### TASK REQUIREMENTS
Repeat every line of the listing below exactly, minus the pictures.

### Stored items
※

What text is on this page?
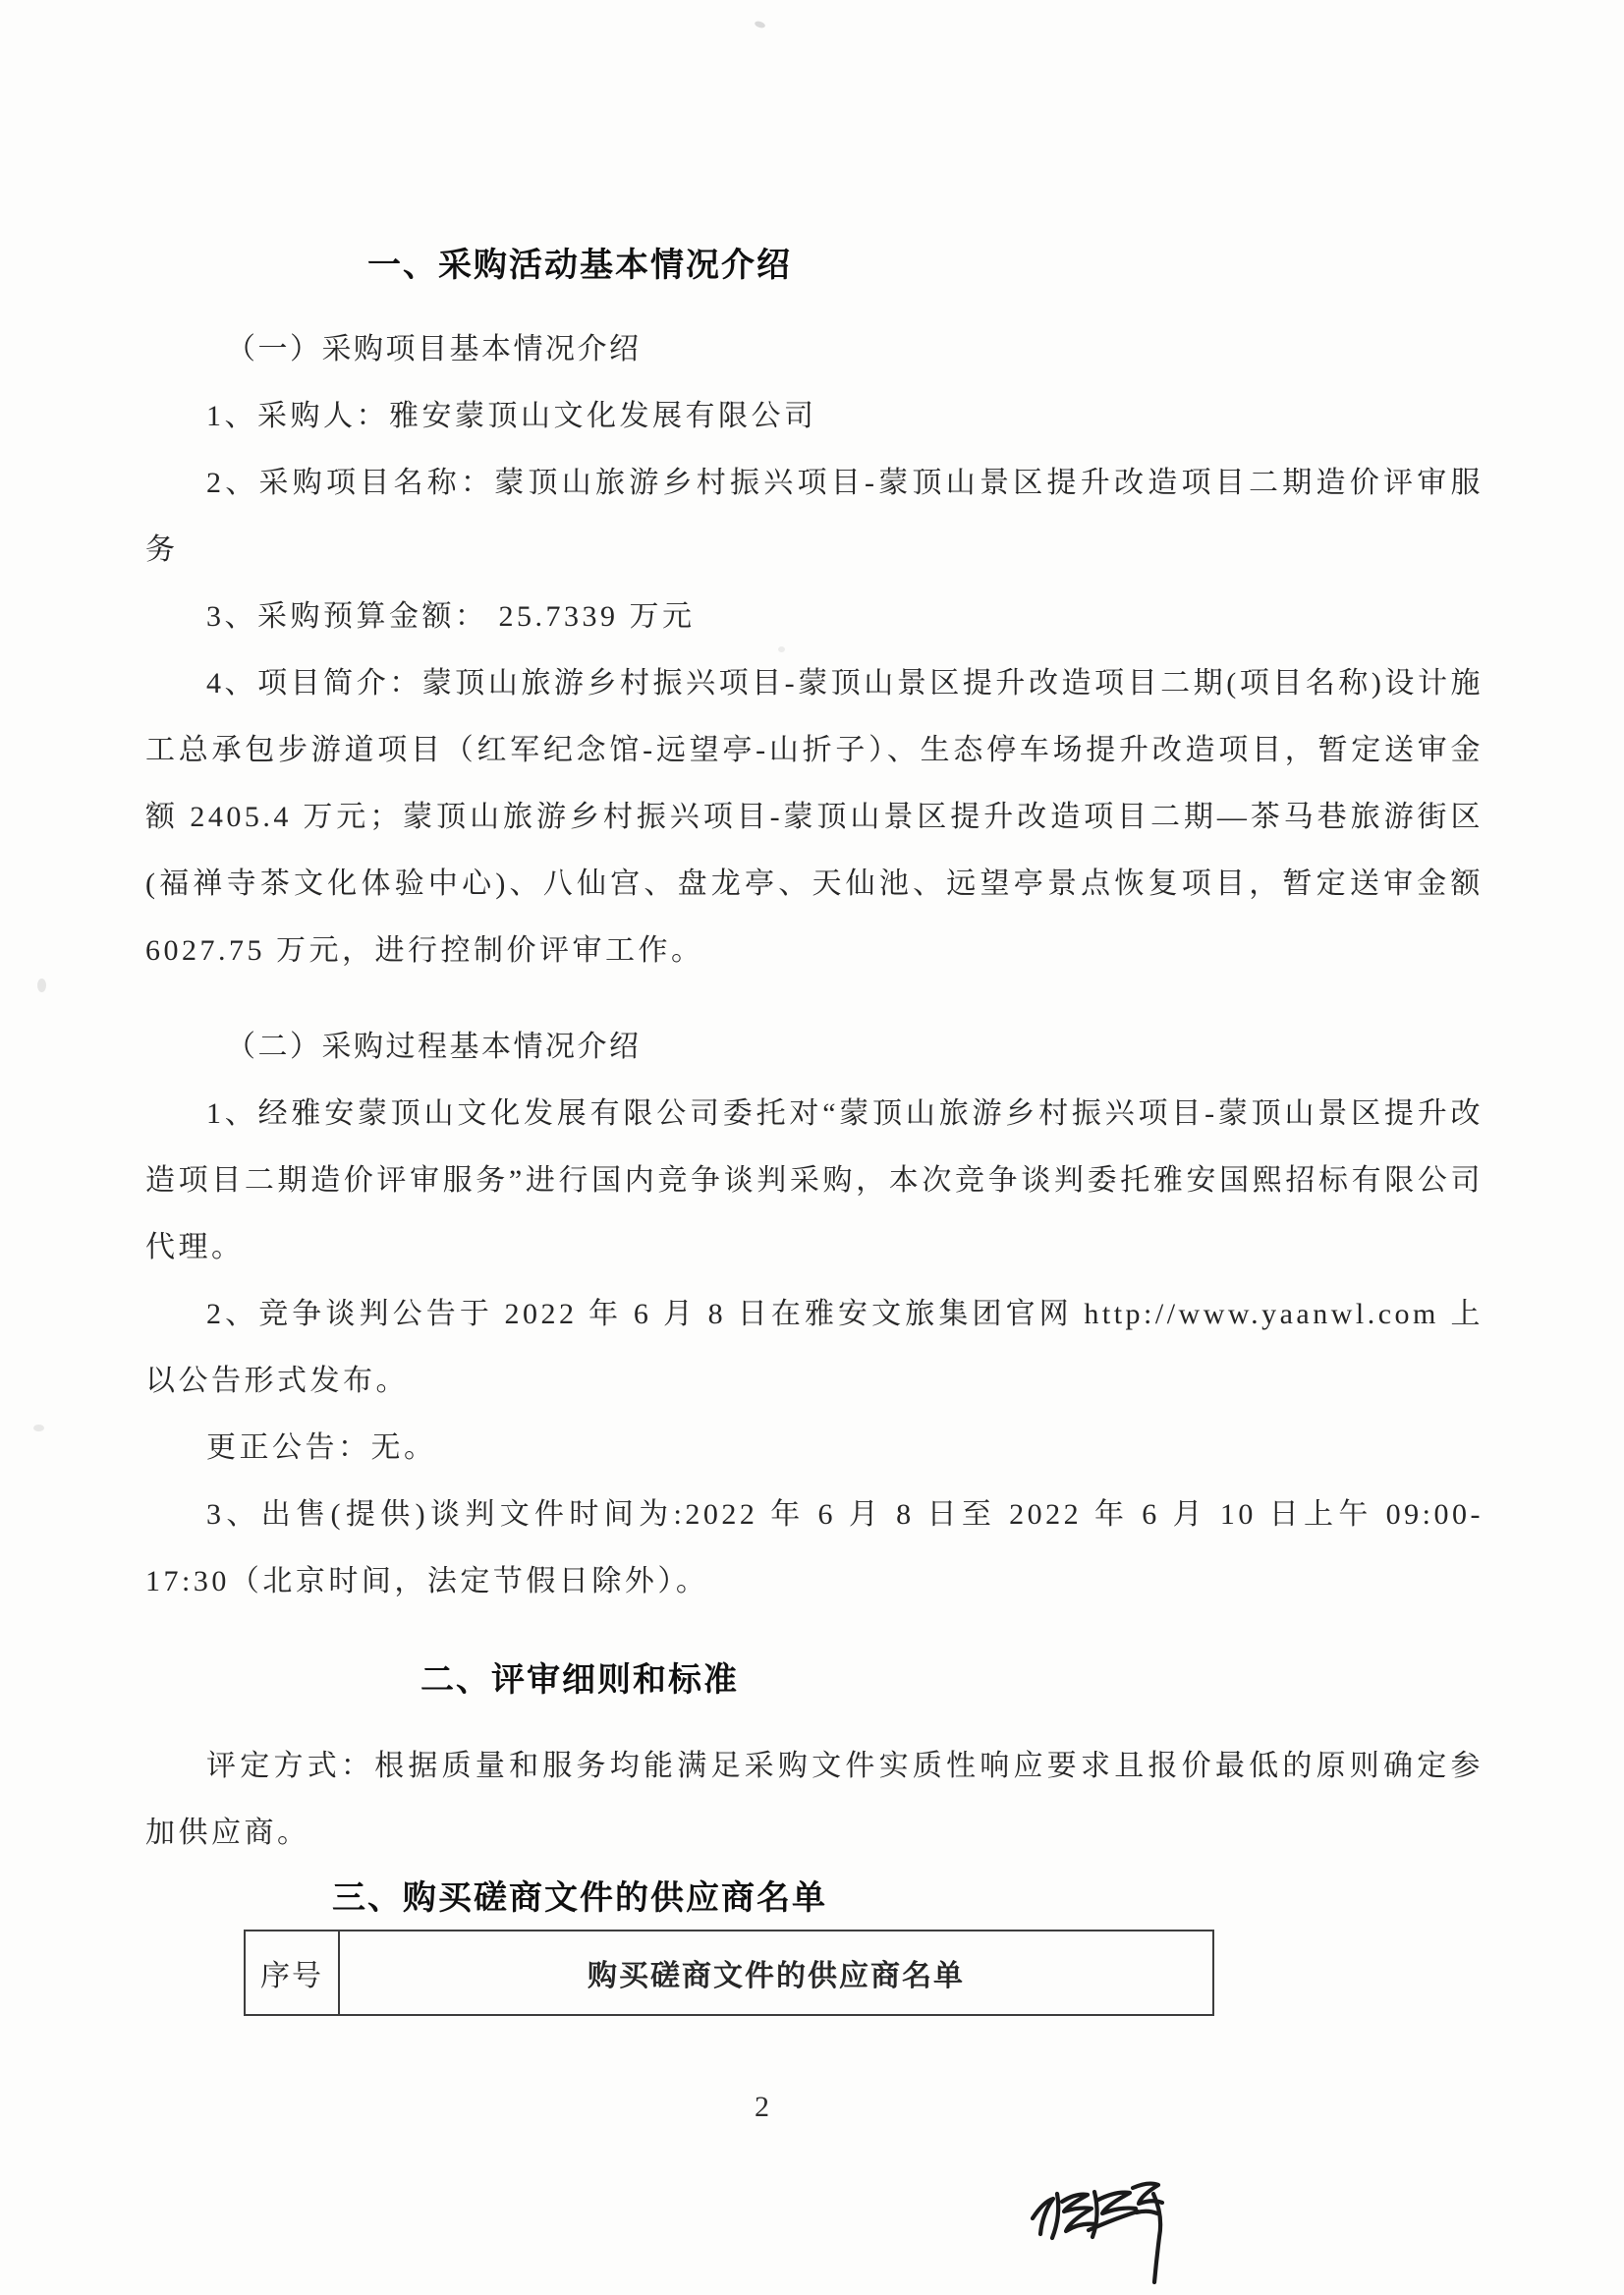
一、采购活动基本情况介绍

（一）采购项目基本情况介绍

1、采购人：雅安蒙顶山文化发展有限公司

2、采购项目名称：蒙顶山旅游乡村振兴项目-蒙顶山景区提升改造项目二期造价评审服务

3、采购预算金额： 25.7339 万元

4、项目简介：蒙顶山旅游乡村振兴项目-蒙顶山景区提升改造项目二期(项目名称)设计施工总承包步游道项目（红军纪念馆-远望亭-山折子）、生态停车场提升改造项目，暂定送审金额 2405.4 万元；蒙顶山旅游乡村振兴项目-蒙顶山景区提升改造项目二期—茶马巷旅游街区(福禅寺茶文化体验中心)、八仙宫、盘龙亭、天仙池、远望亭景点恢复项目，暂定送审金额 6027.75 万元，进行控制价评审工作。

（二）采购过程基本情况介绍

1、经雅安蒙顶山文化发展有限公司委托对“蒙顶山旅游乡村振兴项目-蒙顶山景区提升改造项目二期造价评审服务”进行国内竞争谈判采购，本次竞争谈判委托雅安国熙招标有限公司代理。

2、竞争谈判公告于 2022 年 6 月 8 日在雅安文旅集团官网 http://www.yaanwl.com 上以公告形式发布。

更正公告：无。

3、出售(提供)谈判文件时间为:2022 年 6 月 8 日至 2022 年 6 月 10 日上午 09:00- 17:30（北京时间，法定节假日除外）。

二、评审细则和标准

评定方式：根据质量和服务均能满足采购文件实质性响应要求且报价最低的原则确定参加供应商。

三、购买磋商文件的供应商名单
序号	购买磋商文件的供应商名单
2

※

### RESPONSE TO THE EXERCISE
What text is on this page?
一、采购活动基本情况介绍

（一）采购项目基本情况介绍

1、采购人：雅安蒙顶山文化发展有限公司

2、采购项目名称：蒙顶山旅游乡村振兴项目-蒙顶山景区提升改造项目二期造价评审服务

3、采购预算金额： 25.7339 万元

4、项目简介：蒙顶山旅游乡村振兴项目-蒙顶山景区提升改造项目二期(项目名称)设计施工总承包步游道项目（红军纪念馆-远望亭-山折子）、生态停车场提升改造项目，暂定送审金额 2405.4 万元；蒙顶山旅游乡村振兴项目-蒙顶山景区提升改造项目二期—茶马巷旅游街区(福禅寺茶文化体验中心)、八仙宫、盘龙亭、天仙池、远望亭景点恢复项目，暂定送审金额 6027.75 万元，进行控制价评审工作。

（二）采购过程基本情况介绍

1、经雅安蒙顶山文化发展有限公司委托对“蒙顶山旅游乡村振兴项目-蒙顶山景区提升改造项目二期造价评审服务”进行国内竞争谈判采购，本次竞争谈判委托雅安国熙招标有限公司代理。

2、竞争谈判公告于 2022 年 6 月 8 日在雅安文旅集团官网 http://www.yaanwl.com 上以公告形式发布。

更正公告：无。

3、出售(提供)谈判文件时间为:2022 年 6 月 8 日至 2022 年 6 月 10 日上午 09:00- 17:30（北京时间，法定节假日除外）。

二、评审细则和标准

评定方式：根据质量和服务均能满足采购文件实质性响应要求且报价最低的原则确定参加供应商。

三、购买磋商文件的供应商名单
序号	购买磋商文件的供应商名单
2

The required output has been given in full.